§ **Task details**:
Retype all material exactly. Pictures stay out of the copy.

--- Records to use ---

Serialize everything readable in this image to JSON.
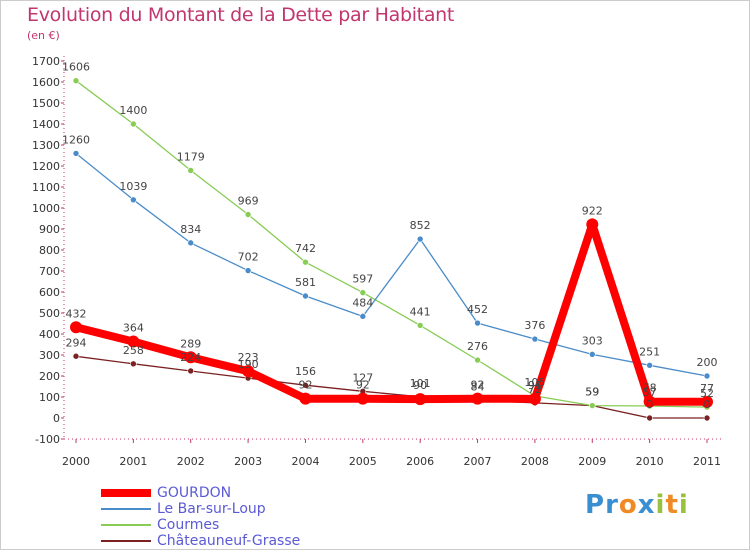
{
  "header": {
    "title": "Evolution du Montant de la Dette par Habitant",
    "unit": "(en €)"
  },
  "logo": {
    "text": "Proxiti",
    "letters": [
      {
        "ch": "P",
        "color": "#3a8fd1"
      },
      {
        "ch": "r",
        "color": "#3a8fd1"
      },
      {
        "ch": "o",
        "color": "#f08a24"
      },
      {
        "ch": "x",
        "color": "#3a8fd1"
      },
      {
        "ch": "i",
        "color": "#9ac13c"
      },
      {
        "ch": "t",
        "color": "#f08a24"
      },
      {
        "ch": "i",
        "color": "#9ac13c"
      }
    ]
  },
  "chart_data": {
    "type": "line",
    "title": "Evolution du Montant de la Dette par Habitant",
    "subtitle": "(en €)",
    "x": [
      "2000",
      "2001",
      "2002",
      "2003",
      "2004",
      "2005",
      "2006",
      "2007",
      "2008",
      "2009",
      "2010",
      "2011"
    ],
    "ylim": [
      -100,
      1700
    ],
    "yticks": [
      -100,
      0,
      100,
      200,
      300,
      400,
      500,
      600,
      700,
      800,
      900,
      1000,
      1100,
      1200,
      1300,
      1400,
      1500,
      1600,
      1700
    ],
    "grid": false,
    "legend": "bottom-left",
    "series": [
      {
        "name": "GOURDON",
        "color": "#ff0000",
        "values": [
          432,
          364,
          289,
          223,
          92,
          92,
          90,
          92,
          91,
          922,
          78,
          77
        ]
      },
      {
        "name": "Le Bar-sur-Loup",
        "color": "#4a8cc9",
        "values": [
          1260,
          1039,
          834,
          702,
          581,
          484,
          852,
          452,
          376,
          303,
          251,
          200
        ]
      },
      {
        "name": "Courmes",
        "color": "#88cc55",
        "values": [
          1606,
          1400,
          1179,
          969,
          742,
          597,
          441,
          276,
          105,
          59,
          57,
          52
        ]
      },
      {
        "name": "Châteauneuf-Grasse",
        "color": "#7a2222",
        "values": [
          294,
          258,
          224,
          190,
          156,
          127,
          101,
          84,
          72,
          59,
          0,
          0
        ]
      }
    ]
  }
}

---

§ **Written solution**:
Serialize everything readable in this image to JSON.
{
  "header": {
    "title": "Evolution du Montant de la Dette par Habitant",
    "unit": "(en €)"
  },
  "logo": {
    "text": "Proxiti",
    "letters": [
      {
        "ch": "P",
        "color": "#3a8fd1"
      },
      {
        "ch": "r",
        "color": "#3a8fd1"
      },
      {
        "ch": "o",
        "color": "#f08a24"
      },
      {
        "ch": "x",
        "color": "#3a8fd1"
      },
      {
        "ch": "i",
        "color": "#9ac13c"
      },
      {
        "ch": "t",
        "color": "#f08a24"
      },
      {
        "ch": "i",
        "color": "#9ac13c"
      }
    ]
  },
  "chart_data": {
    "type": "line",
    "title": "Evolution du Montant de la Dette par Habitant",
    "subtitle": "(en €)",
    "x": [
      "2000",
      "2001",
      "2002",
      "2003",
      "2004",
      "2005",
      "2006",
      "2007",
      "2008",
      "2009",
      "2010",
      "2011"
    ],
    "ylim": [
      -100,
      1700
    ],
    "yticks": [
      -100,
      0,
      100,
      200,
      300,
      400,
      500,
      600,
      700,
      800,
      900,
      1000,
      1100,
      1200,
      1300,
      1400,
      1500,
      1600,
      1700
    ],
    "grid": false,
    "legend": "bottom-left",
    "series": [
      {
        "name": "GOURDON",
        "color": "#ff0000",
        "values": [
          432,
          364,
          289,
          223,
          92,
          92,
          90,
          92,
          91,
          922,
          78,
          77
        ]
      },
      {
        "name": "Le Bar-sur-Loup",
        "color": "#4a8cc9",
        "values": [
          1260,
          1039,
          834,
          702,
          581,
          484,
          852,
          452,
          376,
          303,
          251,
          200
        ]
      },
      {
        "name": "Courmes",
        "color": "#88cc55",
        "values": [
          1606,
          1400,
          1179,
          969,
          742,
          597,
          441,
          276,
          105,
          59,
          57,
          52
        ]
      },
      {
        "name": "Châteauneuf-Grasse",
        "color": "#7a2222",
        "values": [
          294,
          258,
          224,
          190,
          156,
          127,
          101,
          84,
          72,
          59,
          0,
          0
        ]
      }
    ]
  }
}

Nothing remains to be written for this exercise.